START Records for this exercise

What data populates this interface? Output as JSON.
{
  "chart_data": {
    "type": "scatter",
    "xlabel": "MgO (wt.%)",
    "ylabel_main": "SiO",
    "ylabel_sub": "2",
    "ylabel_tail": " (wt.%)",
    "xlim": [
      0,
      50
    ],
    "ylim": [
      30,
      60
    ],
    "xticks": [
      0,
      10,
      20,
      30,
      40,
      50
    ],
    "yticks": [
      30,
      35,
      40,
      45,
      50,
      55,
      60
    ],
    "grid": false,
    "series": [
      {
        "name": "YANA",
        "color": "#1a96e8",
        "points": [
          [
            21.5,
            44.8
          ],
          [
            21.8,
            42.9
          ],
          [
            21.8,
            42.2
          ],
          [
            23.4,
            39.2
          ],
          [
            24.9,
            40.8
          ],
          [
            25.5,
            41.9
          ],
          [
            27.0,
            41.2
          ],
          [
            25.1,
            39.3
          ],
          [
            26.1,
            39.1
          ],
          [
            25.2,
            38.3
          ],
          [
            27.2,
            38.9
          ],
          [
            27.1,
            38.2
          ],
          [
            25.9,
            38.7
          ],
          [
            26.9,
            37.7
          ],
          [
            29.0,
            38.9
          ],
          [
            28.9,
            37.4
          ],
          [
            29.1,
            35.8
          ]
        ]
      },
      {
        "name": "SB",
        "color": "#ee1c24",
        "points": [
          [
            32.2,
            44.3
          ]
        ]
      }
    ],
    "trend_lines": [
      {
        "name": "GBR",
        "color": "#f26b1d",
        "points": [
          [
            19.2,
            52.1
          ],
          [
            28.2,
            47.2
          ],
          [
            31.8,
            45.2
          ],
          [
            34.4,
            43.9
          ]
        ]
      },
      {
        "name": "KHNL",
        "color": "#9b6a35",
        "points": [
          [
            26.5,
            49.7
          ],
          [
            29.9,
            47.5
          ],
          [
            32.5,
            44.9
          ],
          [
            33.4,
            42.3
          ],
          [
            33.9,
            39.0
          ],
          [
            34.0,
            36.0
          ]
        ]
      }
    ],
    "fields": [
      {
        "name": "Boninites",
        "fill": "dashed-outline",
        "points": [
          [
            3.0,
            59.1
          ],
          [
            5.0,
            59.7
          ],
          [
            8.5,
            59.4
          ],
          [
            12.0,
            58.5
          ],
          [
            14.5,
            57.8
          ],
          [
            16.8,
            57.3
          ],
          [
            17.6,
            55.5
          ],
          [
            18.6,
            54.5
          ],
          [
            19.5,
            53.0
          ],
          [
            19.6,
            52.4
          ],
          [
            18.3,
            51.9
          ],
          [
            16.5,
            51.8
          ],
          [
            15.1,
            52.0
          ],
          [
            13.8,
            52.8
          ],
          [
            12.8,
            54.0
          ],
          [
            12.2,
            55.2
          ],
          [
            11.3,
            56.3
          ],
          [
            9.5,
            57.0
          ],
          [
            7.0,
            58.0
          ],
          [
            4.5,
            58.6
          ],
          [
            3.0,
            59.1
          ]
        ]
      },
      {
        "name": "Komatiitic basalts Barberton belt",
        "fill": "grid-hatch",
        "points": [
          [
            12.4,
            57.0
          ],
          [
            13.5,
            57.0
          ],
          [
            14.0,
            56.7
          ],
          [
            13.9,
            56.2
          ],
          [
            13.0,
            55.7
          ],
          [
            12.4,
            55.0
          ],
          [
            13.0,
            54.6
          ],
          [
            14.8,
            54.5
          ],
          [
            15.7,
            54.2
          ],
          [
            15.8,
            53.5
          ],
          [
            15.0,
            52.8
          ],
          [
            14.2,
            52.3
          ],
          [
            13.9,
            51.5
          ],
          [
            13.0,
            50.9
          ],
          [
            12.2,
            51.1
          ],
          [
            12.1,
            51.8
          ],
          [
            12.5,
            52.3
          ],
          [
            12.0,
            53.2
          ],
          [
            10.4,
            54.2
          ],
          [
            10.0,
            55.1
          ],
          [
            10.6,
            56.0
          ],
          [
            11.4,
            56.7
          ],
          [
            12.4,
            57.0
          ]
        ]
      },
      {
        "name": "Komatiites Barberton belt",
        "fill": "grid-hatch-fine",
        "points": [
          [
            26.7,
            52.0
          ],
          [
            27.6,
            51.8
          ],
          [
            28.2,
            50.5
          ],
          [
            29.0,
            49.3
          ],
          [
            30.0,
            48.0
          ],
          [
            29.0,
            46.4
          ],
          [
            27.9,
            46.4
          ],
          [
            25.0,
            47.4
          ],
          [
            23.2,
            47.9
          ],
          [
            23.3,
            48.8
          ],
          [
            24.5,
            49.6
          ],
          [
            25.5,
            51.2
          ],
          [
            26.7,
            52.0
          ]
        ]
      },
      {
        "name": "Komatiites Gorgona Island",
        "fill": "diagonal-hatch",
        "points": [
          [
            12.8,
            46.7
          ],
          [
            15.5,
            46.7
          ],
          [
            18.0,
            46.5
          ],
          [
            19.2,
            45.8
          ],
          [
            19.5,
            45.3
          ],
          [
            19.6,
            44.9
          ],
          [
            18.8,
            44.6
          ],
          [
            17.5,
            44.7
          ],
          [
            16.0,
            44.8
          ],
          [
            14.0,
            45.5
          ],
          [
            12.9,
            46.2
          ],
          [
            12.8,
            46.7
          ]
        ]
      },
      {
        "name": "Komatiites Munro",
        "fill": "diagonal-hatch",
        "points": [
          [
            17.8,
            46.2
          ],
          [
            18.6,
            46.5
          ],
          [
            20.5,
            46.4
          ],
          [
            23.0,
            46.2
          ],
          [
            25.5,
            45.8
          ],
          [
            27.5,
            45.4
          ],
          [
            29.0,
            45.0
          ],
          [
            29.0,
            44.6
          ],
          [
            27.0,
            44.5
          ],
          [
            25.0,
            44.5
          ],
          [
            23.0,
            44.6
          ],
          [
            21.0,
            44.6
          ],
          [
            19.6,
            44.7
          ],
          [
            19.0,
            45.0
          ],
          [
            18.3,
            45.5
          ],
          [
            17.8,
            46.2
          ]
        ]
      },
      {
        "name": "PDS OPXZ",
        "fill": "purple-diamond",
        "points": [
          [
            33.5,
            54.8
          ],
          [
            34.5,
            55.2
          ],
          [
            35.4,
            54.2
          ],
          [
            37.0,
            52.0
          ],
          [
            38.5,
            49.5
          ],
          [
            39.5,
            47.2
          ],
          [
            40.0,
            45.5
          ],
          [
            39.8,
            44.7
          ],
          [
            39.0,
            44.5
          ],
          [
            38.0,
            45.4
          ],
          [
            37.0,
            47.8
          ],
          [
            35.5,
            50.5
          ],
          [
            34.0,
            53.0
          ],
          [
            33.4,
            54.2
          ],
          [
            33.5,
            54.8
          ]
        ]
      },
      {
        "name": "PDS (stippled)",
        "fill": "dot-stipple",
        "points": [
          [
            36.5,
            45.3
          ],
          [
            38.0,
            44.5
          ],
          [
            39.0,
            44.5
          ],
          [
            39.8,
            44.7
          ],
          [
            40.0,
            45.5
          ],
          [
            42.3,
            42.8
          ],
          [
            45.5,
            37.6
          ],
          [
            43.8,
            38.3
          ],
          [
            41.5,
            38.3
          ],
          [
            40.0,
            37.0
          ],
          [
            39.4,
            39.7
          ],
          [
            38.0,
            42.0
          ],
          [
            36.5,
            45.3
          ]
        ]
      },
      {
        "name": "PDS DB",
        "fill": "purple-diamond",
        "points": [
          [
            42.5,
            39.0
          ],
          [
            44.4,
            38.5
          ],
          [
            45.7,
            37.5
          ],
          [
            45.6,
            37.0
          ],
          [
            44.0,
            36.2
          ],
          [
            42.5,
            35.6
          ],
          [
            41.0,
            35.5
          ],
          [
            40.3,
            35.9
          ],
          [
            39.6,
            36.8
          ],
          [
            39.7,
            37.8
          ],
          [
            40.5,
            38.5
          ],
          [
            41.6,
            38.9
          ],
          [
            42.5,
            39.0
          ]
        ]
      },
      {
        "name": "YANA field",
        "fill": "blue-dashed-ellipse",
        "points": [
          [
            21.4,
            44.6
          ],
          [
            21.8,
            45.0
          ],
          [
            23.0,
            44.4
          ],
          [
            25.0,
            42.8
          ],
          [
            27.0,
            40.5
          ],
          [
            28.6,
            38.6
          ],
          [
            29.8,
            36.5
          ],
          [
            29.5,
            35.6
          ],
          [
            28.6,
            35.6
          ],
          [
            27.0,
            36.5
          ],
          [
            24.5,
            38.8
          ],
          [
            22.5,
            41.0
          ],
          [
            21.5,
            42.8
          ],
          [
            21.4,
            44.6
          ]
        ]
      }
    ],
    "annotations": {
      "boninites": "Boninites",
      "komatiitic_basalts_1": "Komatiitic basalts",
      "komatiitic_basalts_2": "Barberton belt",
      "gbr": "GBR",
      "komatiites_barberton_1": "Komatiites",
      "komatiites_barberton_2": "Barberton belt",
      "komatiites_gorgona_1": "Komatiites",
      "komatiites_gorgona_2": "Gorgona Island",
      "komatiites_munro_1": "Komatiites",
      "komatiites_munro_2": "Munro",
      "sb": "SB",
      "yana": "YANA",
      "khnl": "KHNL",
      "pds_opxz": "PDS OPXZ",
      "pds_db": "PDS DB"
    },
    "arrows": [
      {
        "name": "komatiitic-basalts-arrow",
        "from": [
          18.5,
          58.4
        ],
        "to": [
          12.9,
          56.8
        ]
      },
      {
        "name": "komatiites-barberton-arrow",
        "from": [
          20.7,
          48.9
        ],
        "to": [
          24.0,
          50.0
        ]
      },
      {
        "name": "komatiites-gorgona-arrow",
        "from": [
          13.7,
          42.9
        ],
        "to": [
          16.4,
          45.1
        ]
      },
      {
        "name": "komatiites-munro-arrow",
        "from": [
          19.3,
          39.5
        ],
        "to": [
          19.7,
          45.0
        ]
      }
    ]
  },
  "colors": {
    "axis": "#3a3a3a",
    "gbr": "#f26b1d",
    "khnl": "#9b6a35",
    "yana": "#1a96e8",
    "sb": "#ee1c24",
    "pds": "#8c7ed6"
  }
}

END Records for this exercise

To do –
Copy out every line that includes the word "belt".

Completed exercise –
        "name": "Komatiitic basalts Barberton belt",
        "name": "Komatiites Barberton belt",
      "komatiitic_basalts_2": "Barberton belt",
      "komatiites_barberton_2": "Barberton belt",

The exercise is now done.